**What is needed:** Rewrite the part that opens with the line containing "post-photo-main[interactable]: BA CHỈ" and closes with the line containing "product-label: BA CHỈ BÒ bbox=[280, 1093, 445, 1253]", both ends included, as a Markdown table with the columns Row and Line. Number each row and leave out any blank lines.

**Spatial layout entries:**

-=-=-

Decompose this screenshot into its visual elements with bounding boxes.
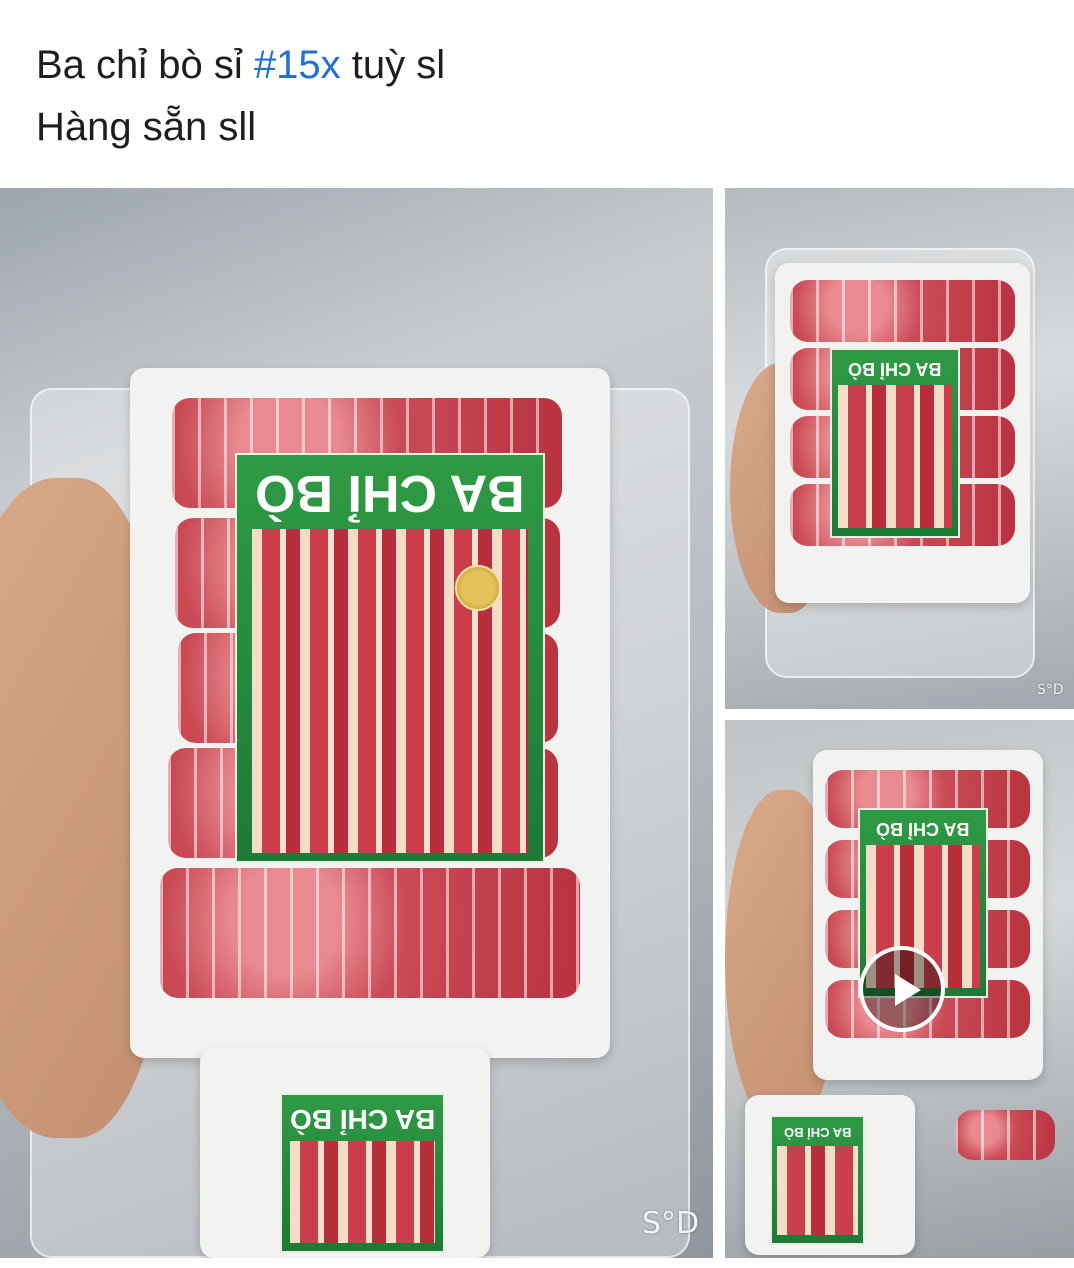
post-photo-main[interactable]: BA CHỈ BÒ BA CHỈ BÒ S°D bbox=[0, 188, 713, 1258]
product-label: BA CHỈ BÒ bbox=[770, 1115, 865, 1245]
watermark: S°D bbox=[642, 1206, 700, 1241]
product-label: BA CHỈ BÒ bbox=[280, 1093, 445, 1253]
post-line-2: Hàng sẵn sll bbox=[36, 105, 257, 149]
product-label-image bbox=[776, 1146, 859, 1235]
post-text-part: Ba chỉ bò sỉ bbox=[36, 43, 254, 87]
watermark: S°D bbox=[1037, 682, 1064, 698]
post-text-part: tuỳ sl bbox=[340, 43, 446, 87]
product-label-image bbox=[290, 1141, 435, 1243]
quality-badge-icon bbox=[455, 565, 501, 611]
product-label-title: BA CHỈ BÒ bbox=[289, 1104, 436, 1135]
post-photo-side-1[interactable]: BA CHỈ BÒ S°D bbox=[725, 188, 1074, 709]
product-label-image bbox=[838, 385, 952, 528]
product-label-title: BA CHỈ BÒ bbox=[255, 464, 525, 522]
post-line-1: Ba chỉ bò sỉ #15x tuỳ sl bbox=[36, 34, 1036, 96]
meat-roll bbox=[790, 280, 1015, 342]
meat-roll bbox=[955, 1110, 1055, 1160]
product-label-title: BA CHỈ BÒ bbox=[783, 1125, 852, 1140]
play-button[interactable] bbox=[859, 946, 945, 1032]
post-text: Ba chỉ bò sỉ #15x tuỳ sl Hàng sẵn sll bbox=[36, 34, 1036, 158]
hashtag-link[interactable]: #15x bbox=[254, 43, 341, 87]
product-label-title: BA CHỈ BÒ bbox=[848, 359, 942, 379]
product-label: BA CHỈ BÒ bbox=[830, 348, 960, 538]
product-label: BA CHỈ BÒ bbox=[235, 453, 545, 863]
product-label-title: BA CHỈ BÒ bbox=[876, 819, 970, 839]
play-icon bbox=[895, 974, 921, 1006]
meat-roll bbox=[160, 868, 580, 998]
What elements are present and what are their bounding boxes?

-=-=-

**Output below:**
| Row | Line |
|---|---|
| 1 | post-photo-main[interactable]: BA CHỈ BÒ BA CHỈ BÒ S°D bbox=[0, 188, 713, 1258] |
| 2 | product-label: BA CHỈ BÒ bbox=[770, 1115, 865, 1245] |
| 3 | watermark: S°D bbox=[642, 1206, 700, 1241] |
| 4 | product-label: BA CHỈ BÒ bbox=[280, 1093, 445, 1253] |